Transcribe everything in the listing below exactly, except the pictures.

+++ Records for processing +++

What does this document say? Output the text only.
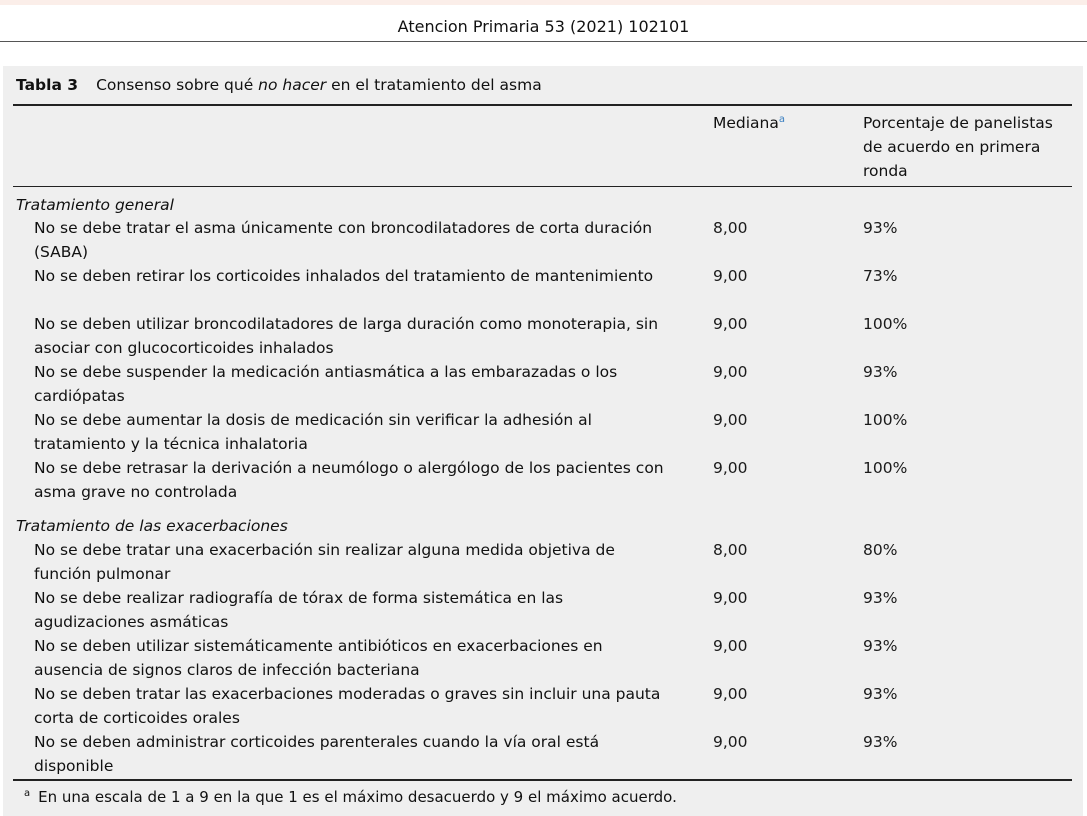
Atencion Primaria 53 (2021) 102101
Tabla 3 Consenso sobre qué no hacer en el tratamiento del asma
Mediana$^a$	Porcentaje de panelistas
de acuerdo en primera
ronda
Tratamiento general
No se debe tratar el asma únicamente con broncodilatadores de corta duración (SABA)
8,00	93%
No se deben retirar los corticoides inhalados del tratamiento de mantenimiento	9,00	73%
No se deben utilizar broncodilatadores de larga duración como monoterapia, sin asociar con glucocorticoides inhalados
9,00	100%
No se debe suspender la medicación antiasmática a las embarazadas o los cardiópatas
9,00	93%
No se debe aumentar la dosis de medicación sin verificar la adhesión al tratamiento y la técnica inhalatoria
9,00	100%
No se debe retrasar la derivación a neumólogo o alergólogo de los pacientes con asma grave no controlada
9,00	100%
Tratamiento de las exacerbaciones
No se debe tratar una exacerbación sin realizar alguna medida objetiva de función pulmonar
8,00	80%
No se debe realizar radiografía de tórax de forma sistemática en las agudizaciones asmáticas
9,00	93%
No se deben utilizar sistemáticamente antibióticos en exacerbaciones en ausencia de signos claros de infección bacteriana
9,00	93%
No se deben tratar las exacerbaciones moderadas o graves sin incluir una pauta corta de corticoides orales
9,00	93%
No se deben administrar corticoides parenterales cuando la vía oral está disponible
9,00	93%
$^a$ En una escala de 1 a 9 en la que 1 es el máximo desacuerdo y 9 el máximo acuerdo.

+++

§ Your solution:
What does this document say? Output the text only.
Atencion Primaria 53 (2021) 102101
Tabla 3 Consenso sobre qué no hacer en el tratamiento del asma
Mediana$^a$	Porcentaje de panelistas
de acuerdo en primera
ronda
Tratamiento general
No se debe tratar el asma únicamente con broncodilatadores de corta duración (SABA)
8,00	93%
No se deben retirar los corticoides inhalados del tratamiento de mantenimiento	9,00	73%
No se deben utilizar broncodilatadores de larga duración como monoterapia, sin asociar con glucocorticoides inhalados
9,00	100%
No se debe suspender la medicación antiasmática a las embarazadas o los cardiópatas
9,00	93%
No se debe aumentar la dosis de medicación sin verificar la adhesión al tratamiento y la técnica inhalatoria
9,00	100%
No se debe retrasar la derivación a neumólogo o alergólogo de los pacientes con asma grave no controlada
9,00	100%
Tratamiento de las exacerbaciones
No se debe tratar una exacerbación sin realizar alguna medida objetiva de función pulmonar
8,00	80%
No se debe realizar radiografía de tórax de forma sistemática en las agudizaciones asmáticas
9,00	93%
No se deben utilizar sistemáticamente antibióticos en exacerbaciones en ausencia de signos claros de infección bacteriana
9,00	93%
No se deben tratar las exacerbaciones moderadas o graves sin incluir una pauta corta de corticoides orales
9,00	93%
No se deben administrar corticoides parenterales cuando la vía oral está disponible
9,00	93%
$^a$ En una escala de 1 a 9 en la que 1 es el máximo desacuerdo y 9 el máximo acuerdo.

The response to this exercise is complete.